- _EXERCISE INSTRUCTIONS_
How many lines in the records below hold the string "name"? Answer with the number alone.

[Dataset entries on figures]
——
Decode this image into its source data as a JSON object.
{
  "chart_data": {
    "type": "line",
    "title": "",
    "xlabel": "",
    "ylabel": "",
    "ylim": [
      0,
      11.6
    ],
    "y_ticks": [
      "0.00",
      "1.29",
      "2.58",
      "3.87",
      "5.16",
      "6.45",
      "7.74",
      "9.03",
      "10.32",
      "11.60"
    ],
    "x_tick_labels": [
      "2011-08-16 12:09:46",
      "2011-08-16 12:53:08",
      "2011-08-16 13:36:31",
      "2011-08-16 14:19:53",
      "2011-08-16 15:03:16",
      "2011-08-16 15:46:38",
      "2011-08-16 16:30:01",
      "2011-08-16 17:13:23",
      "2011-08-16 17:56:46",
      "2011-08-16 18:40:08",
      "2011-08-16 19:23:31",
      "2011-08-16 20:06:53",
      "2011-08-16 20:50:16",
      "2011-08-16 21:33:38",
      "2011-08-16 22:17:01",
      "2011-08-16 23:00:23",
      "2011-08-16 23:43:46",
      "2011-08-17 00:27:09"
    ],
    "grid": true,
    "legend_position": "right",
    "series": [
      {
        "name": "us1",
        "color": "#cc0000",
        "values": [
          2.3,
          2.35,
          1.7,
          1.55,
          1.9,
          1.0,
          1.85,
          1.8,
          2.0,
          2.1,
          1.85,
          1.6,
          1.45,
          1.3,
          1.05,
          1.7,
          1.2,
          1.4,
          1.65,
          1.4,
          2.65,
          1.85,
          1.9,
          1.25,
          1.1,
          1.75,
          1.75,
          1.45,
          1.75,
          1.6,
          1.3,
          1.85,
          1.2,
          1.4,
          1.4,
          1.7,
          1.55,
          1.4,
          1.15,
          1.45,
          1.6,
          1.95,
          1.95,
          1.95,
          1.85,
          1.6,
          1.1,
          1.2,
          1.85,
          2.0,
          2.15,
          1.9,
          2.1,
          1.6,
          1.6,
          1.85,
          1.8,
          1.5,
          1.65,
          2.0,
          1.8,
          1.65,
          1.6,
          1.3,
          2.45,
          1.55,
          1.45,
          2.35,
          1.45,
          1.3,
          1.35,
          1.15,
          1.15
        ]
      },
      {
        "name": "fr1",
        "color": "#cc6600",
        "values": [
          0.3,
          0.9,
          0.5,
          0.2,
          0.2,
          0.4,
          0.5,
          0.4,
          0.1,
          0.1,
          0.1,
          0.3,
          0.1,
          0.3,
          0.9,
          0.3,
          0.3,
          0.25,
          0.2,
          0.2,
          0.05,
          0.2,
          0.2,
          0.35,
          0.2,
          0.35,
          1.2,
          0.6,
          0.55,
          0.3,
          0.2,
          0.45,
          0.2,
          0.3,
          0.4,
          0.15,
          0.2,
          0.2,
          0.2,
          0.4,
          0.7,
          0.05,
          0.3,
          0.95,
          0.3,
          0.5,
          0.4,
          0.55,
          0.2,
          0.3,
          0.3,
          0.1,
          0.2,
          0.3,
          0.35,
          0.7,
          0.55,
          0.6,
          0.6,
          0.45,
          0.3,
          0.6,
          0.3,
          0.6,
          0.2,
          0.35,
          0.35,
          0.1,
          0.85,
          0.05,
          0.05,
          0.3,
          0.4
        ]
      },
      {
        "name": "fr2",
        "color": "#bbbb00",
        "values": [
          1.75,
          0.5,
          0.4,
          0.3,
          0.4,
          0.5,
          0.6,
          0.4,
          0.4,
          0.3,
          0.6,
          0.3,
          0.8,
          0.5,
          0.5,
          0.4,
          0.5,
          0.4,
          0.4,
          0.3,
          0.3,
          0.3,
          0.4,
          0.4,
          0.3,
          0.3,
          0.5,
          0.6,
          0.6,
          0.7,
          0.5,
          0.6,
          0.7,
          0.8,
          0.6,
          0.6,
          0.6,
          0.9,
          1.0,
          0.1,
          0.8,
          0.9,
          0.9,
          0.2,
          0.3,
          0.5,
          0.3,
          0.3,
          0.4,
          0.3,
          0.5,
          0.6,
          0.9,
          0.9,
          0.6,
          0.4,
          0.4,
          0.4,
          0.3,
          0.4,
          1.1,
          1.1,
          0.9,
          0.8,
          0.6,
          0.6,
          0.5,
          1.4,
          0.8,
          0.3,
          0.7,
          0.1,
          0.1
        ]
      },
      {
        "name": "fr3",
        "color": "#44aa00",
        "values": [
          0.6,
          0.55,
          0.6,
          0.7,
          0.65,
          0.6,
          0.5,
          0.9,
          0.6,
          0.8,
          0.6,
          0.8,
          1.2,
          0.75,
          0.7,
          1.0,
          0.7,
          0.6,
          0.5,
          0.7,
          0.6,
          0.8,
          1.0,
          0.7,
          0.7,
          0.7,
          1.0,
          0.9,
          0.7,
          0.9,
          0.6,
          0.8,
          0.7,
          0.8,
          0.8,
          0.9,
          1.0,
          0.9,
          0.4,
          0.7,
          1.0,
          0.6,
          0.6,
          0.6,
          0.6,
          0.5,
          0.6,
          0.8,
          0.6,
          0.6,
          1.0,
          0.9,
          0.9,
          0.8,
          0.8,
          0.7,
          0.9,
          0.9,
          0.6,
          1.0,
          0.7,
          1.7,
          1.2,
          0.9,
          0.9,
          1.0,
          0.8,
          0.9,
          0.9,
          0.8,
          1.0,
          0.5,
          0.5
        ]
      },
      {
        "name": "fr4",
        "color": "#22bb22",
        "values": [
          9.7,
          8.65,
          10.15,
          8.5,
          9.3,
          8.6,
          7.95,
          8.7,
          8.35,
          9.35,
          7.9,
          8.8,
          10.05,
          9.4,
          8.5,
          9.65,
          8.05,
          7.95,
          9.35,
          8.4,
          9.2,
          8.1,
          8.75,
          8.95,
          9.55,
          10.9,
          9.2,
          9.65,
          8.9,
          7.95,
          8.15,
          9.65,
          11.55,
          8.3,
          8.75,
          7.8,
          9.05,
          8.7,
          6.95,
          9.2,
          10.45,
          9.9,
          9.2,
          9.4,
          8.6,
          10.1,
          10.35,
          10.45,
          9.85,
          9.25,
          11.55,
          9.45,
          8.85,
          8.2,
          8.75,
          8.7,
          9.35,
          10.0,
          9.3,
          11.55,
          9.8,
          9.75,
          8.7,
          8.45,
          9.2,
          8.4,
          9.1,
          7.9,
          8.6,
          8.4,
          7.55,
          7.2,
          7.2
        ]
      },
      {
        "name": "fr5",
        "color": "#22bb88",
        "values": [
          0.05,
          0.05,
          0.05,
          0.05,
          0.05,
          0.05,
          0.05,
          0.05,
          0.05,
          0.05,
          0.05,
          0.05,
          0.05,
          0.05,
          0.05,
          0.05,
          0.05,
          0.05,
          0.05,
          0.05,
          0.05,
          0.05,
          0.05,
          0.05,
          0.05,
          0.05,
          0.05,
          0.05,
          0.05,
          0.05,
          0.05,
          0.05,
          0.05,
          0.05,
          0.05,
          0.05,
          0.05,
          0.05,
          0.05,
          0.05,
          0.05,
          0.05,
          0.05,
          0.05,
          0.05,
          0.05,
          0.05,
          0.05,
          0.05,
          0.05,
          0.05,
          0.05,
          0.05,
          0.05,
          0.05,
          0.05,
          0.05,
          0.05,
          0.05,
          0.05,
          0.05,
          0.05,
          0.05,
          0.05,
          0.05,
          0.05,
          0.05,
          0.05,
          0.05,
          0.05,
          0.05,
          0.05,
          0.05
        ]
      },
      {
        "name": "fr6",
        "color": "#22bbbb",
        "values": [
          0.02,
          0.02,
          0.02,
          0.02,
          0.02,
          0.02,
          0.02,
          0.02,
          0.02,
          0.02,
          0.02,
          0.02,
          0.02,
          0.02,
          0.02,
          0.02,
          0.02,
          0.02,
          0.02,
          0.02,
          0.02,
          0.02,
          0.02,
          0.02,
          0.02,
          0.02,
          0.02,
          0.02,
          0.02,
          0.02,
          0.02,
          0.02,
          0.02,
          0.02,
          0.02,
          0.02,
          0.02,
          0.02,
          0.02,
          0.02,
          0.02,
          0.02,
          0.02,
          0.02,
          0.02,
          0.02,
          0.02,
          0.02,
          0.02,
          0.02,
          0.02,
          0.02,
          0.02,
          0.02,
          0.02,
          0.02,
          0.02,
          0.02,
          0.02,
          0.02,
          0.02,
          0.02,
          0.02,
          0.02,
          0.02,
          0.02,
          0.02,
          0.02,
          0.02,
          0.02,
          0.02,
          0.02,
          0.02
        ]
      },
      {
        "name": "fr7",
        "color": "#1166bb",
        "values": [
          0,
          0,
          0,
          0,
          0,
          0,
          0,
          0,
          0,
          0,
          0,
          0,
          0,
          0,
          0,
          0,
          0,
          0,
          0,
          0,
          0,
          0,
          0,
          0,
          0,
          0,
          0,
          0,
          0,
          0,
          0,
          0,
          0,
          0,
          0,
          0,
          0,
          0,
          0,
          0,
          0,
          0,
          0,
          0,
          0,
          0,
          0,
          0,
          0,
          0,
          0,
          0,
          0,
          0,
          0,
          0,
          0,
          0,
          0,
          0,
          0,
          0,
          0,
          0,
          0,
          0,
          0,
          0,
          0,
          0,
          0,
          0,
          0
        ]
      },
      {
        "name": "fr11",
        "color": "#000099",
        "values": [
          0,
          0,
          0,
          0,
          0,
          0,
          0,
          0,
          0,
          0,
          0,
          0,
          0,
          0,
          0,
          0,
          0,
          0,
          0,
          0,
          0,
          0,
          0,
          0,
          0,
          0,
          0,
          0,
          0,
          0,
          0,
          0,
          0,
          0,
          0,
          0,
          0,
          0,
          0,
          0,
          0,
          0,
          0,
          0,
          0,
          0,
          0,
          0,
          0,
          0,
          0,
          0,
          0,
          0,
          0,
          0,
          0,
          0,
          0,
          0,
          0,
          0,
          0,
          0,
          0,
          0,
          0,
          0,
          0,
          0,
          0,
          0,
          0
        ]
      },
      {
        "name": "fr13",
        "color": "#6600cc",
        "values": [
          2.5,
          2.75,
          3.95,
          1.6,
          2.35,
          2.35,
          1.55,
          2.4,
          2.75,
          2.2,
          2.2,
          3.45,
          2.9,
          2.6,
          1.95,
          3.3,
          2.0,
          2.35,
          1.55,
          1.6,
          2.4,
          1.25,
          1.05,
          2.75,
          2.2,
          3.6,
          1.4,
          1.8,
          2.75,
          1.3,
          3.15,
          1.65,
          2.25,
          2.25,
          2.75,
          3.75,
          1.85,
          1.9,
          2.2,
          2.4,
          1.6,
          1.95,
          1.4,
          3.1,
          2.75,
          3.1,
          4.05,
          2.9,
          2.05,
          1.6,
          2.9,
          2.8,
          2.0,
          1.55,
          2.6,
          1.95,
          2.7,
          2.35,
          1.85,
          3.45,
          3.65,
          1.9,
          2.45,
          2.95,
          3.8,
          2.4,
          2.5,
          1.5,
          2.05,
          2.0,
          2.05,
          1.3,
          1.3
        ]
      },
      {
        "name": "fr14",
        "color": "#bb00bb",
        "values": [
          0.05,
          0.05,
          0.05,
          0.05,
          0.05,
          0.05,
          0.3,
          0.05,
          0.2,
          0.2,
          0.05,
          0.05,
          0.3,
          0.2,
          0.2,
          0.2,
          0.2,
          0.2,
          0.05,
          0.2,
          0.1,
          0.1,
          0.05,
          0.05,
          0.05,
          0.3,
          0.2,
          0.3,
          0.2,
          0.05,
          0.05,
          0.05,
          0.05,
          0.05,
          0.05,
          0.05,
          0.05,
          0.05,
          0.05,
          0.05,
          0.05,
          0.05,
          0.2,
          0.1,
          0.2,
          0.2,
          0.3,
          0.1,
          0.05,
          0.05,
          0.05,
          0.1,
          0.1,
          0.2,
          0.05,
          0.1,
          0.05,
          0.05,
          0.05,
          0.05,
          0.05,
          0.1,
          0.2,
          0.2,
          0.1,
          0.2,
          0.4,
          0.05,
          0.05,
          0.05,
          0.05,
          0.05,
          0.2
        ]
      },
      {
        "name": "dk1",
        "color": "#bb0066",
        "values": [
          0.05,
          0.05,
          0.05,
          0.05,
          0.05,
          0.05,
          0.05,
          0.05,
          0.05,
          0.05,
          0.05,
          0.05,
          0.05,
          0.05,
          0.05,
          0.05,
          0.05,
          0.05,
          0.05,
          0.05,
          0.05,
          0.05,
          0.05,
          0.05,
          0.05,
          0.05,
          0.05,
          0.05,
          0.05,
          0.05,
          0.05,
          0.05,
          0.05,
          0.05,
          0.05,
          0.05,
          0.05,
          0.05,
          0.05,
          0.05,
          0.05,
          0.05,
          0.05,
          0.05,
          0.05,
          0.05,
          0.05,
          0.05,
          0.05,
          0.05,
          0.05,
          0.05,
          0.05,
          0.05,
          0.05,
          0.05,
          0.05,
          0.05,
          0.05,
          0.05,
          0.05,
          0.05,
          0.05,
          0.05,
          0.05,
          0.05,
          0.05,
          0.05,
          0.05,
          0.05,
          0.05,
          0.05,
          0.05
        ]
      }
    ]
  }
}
——
- _REPLY_
12